**WHAT THIS TASK INVOLVES**: From the listing below, pull out all lines with "Figure" in them.

BEGIN PROVIDED MATERIAL

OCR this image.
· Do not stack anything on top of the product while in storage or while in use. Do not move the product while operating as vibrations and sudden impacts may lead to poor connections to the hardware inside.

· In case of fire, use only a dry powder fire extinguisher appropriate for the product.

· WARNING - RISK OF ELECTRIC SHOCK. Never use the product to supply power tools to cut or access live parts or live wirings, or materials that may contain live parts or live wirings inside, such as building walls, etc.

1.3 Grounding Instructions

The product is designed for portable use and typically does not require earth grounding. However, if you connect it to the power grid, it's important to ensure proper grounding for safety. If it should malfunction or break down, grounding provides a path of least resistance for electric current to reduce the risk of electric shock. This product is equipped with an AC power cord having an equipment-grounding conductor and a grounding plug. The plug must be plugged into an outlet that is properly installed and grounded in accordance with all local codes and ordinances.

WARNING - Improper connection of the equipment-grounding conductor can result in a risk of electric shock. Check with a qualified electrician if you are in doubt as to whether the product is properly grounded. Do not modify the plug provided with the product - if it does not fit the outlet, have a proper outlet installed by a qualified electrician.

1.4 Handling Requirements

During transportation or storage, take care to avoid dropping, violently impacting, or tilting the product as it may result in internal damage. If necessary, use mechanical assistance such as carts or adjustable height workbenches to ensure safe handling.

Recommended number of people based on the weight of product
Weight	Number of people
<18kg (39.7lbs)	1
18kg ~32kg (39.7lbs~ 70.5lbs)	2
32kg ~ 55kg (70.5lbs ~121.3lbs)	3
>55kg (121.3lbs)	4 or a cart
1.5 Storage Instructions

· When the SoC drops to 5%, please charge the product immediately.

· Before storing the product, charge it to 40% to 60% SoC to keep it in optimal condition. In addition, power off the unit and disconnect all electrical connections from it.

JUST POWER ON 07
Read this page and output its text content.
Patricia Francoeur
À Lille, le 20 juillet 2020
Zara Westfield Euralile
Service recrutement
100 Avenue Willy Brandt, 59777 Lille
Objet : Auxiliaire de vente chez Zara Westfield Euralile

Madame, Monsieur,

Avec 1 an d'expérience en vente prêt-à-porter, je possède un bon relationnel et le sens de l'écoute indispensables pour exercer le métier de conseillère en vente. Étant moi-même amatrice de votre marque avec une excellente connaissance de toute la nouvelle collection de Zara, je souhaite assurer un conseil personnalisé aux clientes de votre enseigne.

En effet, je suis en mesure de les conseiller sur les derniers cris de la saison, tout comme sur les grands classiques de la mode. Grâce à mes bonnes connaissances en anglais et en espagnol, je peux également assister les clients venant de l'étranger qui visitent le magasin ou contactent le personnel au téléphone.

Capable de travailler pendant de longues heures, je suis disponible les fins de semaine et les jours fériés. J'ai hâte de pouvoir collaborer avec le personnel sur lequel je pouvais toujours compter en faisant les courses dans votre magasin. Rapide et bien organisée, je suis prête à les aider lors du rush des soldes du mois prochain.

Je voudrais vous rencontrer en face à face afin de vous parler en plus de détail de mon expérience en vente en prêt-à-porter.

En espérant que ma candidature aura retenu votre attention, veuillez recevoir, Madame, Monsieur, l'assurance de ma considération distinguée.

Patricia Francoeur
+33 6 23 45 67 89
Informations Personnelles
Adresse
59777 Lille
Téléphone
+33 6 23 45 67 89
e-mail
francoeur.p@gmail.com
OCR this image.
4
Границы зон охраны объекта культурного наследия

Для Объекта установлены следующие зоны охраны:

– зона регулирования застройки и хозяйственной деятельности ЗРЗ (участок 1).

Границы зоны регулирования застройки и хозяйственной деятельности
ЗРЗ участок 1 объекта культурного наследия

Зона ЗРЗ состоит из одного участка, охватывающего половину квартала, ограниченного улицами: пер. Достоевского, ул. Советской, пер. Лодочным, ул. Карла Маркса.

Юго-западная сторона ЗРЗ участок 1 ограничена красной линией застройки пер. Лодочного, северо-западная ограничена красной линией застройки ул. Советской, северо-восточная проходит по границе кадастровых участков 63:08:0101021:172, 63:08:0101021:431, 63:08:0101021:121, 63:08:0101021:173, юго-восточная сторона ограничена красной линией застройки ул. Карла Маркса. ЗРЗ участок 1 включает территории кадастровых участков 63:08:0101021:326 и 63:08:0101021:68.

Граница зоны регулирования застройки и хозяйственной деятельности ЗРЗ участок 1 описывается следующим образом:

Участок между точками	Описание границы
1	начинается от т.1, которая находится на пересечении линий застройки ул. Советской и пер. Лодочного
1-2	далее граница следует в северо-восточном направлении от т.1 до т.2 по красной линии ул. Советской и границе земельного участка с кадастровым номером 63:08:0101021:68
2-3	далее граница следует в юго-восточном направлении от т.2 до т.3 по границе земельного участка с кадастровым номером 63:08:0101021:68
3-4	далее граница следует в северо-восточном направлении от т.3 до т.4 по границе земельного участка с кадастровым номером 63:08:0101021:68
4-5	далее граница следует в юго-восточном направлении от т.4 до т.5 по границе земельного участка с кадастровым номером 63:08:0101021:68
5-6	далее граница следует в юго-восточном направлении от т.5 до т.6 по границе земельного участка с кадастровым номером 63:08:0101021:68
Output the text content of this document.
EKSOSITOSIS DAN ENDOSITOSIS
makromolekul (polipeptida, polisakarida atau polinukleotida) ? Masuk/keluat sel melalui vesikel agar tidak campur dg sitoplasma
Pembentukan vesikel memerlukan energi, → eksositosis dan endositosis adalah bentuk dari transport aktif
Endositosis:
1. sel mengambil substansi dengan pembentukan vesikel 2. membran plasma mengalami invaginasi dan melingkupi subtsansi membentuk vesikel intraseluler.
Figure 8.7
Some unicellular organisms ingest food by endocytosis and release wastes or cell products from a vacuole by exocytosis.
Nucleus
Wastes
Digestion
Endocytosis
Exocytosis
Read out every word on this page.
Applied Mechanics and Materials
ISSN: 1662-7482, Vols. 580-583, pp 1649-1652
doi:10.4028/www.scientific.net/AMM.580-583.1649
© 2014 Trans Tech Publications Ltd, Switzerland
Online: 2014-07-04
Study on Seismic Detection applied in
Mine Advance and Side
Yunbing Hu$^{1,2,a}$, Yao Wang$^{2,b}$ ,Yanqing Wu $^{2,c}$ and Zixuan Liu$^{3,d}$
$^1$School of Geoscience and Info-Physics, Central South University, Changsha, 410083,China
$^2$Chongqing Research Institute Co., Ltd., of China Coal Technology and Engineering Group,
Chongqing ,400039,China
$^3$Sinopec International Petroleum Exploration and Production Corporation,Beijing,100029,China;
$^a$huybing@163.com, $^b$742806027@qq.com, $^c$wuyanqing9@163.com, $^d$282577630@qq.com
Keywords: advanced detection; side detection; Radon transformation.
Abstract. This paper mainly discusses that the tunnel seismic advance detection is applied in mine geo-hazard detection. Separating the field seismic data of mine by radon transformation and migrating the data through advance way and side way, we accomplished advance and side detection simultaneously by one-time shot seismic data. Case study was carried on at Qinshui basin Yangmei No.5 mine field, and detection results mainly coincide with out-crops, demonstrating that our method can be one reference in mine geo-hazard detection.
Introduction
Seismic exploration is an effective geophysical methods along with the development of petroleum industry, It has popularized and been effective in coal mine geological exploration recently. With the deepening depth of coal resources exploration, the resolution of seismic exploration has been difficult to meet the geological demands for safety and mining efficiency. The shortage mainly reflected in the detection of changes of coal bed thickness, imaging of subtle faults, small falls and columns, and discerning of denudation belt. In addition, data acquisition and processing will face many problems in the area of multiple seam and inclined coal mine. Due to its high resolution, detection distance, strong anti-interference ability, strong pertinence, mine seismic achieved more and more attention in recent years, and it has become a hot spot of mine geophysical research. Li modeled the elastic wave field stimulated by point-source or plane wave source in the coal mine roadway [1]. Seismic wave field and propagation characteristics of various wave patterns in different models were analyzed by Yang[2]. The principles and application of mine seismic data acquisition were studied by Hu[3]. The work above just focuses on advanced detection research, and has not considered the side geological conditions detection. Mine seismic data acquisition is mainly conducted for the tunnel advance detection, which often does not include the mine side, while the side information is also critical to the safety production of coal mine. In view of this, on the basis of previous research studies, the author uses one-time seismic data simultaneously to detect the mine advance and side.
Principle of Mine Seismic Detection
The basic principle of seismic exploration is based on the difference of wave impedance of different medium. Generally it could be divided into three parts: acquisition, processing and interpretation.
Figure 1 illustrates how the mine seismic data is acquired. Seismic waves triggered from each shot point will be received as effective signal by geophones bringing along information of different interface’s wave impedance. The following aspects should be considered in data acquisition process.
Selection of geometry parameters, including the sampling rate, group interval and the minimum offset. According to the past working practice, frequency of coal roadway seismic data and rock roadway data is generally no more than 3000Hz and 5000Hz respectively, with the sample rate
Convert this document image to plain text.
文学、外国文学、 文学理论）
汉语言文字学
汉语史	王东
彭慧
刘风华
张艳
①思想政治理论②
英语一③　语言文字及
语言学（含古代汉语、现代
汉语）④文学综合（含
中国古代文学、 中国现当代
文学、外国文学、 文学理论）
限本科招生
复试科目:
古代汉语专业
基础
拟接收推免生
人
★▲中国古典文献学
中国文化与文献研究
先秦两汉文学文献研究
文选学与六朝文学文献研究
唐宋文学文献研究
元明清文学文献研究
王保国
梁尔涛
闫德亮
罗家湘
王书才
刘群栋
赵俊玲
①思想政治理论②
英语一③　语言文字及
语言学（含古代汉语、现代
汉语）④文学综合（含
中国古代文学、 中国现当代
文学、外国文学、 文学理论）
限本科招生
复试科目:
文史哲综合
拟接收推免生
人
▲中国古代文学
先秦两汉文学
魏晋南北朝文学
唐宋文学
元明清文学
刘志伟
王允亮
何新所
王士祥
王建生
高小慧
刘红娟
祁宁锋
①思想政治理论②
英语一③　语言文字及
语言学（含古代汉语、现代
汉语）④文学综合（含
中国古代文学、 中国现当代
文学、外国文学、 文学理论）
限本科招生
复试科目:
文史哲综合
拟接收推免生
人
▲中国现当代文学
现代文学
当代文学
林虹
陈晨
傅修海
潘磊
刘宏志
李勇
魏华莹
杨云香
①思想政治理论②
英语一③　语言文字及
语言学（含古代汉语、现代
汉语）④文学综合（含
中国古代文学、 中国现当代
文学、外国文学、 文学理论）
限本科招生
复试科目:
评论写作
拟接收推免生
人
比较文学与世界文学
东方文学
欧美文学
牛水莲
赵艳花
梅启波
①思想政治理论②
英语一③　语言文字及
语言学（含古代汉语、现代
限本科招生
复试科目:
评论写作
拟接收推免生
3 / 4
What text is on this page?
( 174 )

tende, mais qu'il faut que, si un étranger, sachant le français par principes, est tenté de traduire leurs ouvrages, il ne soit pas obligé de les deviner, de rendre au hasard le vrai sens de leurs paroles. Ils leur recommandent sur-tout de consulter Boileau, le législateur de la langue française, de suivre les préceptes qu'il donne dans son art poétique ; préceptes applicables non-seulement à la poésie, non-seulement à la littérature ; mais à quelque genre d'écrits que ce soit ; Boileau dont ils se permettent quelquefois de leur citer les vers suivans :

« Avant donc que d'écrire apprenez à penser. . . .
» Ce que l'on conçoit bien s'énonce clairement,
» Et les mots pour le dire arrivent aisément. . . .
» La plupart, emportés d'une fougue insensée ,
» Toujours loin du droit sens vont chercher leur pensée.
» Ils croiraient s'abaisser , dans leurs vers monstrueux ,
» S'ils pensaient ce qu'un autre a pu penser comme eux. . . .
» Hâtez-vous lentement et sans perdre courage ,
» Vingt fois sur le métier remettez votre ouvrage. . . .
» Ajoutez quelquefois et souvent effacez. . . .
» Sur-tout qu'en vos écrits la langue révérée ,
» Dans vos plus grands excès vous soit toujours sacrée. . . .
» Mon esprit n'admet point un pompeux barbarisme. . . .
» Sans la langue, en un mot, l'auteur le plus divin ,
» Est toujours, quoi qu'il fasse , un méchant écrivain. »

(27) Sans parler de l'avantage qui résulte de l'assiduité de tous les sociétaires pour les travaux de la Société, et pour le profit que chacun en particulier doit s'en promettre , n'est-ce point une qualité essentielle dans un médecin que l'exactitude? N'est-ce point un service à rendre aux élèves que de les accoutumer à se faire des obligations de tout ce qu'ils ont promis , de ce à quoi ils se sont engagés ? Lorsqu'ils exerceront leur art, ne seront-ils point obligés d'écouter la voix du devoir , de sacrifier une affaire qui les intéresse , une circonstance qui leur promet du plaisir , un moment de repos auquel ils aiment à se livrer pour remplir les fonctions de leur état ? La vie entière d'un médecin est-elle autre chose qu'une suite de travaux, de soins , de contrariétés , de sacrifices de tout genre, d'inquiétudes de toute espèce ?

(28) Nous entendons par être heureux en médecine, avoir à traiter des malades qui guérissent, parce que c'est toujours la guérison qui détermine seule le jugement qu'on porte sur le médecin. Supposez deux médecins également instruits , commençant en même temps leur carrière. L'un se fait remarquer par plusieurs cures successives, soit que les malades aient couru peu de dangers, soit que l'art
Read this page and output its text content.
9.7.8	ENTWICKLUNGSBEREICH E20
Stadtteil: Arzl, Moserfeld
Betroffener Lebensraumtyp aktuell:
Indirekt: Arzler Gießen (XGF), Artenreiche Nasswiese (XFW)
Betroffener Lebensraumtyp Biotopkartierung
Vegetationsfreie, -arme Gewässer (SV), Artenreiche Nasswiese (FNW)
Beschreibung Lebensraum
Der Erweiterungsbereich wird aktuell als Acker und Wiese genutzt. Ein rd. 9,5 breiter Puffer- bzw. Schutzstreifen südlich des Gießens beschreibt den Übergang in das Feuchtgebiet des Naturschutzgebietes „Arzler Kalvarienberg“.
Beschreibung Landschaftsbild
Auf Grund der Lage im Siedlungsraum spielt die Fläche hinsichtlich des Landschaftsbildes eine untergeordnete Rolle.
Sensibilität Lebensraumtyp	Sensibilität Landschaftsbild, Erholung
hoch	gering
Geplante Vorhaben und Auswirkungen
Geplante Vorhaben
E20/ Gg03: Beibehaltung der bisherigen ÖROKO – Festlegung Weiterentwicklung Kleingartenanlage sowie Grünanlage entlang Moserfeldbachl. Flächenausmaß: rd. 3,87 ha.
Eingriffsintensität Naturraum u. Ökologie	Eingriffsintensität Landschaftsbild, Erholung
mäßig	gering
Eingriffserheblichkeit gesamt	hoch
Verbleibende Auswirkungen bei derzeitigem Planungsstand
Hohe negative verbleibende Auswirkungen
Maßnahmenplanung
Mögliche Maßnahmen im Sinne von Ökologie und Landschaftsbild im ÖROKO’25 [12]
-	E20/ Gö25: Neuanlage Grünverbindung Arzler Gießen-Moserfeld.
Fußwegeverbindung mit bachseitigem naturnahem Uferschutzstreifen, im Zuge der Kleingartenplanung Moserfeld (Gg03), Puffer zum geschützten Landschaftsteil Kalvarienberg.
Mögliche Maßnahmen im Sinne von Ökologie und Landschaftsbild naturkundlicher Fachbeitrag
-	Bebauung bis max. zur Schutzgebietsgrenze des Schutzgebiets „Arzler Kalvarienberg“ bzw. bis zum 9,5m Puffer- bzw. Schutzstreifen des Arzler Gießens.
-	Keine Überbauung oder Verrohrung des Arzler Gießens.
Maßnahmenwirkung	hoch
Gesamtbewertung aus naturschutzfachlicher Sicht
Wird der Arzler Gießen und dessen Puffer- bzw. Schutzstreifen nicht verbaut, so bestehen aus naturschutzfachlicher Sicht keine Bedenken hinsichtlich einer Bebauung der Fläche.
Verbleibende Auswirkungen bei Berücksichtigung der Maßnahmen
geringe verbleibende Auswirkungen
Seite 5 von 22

END PROVIDED MATERIAL

**PROBLEM SOLUTION**:
Figure 8.7
Figure 1 illustrates how the mine seismic data is acquired. Seismic waves triggered from each shot point will be received as effective signal by geophones bringing along information of different interface’s wave impedance. The following aspects should be considered in data acquisition process.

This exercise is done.